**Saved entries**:
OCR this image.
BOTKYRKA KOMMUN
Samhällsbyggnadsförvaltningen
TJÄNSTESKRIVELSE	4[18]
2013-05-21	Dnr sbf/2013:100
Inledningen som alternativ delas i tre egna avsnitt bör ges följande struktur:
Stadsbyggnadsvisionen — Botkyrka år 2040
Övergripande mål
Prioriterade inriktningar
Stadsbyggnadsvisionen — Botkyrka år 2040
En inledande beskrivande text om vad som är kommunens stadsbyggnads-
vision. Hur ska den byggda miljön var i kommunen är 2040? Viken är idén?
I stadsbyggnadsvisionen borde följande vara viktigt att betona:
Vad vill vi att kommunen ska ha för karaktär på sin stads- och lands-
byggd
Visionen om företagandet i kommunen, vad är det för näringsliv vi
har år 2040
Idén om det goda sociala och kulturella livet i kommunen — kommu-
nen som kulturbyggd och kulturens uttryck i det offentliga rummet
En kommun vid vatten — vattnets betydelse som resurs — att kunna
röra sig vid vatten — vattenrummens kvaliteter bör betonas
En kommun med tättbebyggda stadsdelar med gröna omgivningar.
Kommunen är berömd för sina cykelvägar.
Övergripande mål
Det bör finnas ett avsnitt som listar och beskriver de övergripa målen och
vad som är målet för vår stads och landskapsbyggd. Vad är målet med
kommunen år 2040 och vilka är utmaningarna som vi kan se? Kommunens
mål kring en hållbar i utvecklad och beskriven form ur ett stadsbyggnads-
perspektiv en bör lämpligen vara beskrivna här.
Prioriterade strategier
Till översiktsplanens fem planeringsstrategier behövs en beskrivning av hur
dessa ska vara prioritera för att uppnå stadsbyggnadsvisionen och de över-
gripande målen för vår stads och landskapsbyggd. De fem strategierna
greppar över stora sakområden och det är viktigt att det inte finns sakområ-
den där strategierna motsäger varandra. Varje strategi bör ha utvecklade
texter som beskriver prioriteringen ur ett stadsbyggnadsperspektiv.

**THE TASK**: Where a line in the material above holds "viktigt", copy that line.

**COMPLETE RESPONSE**:
I stadsbyggnadsvisionen borde följande vara viktigt att betona:
greppar över stora sakområden och det är viktigt att det inte finns sakområ-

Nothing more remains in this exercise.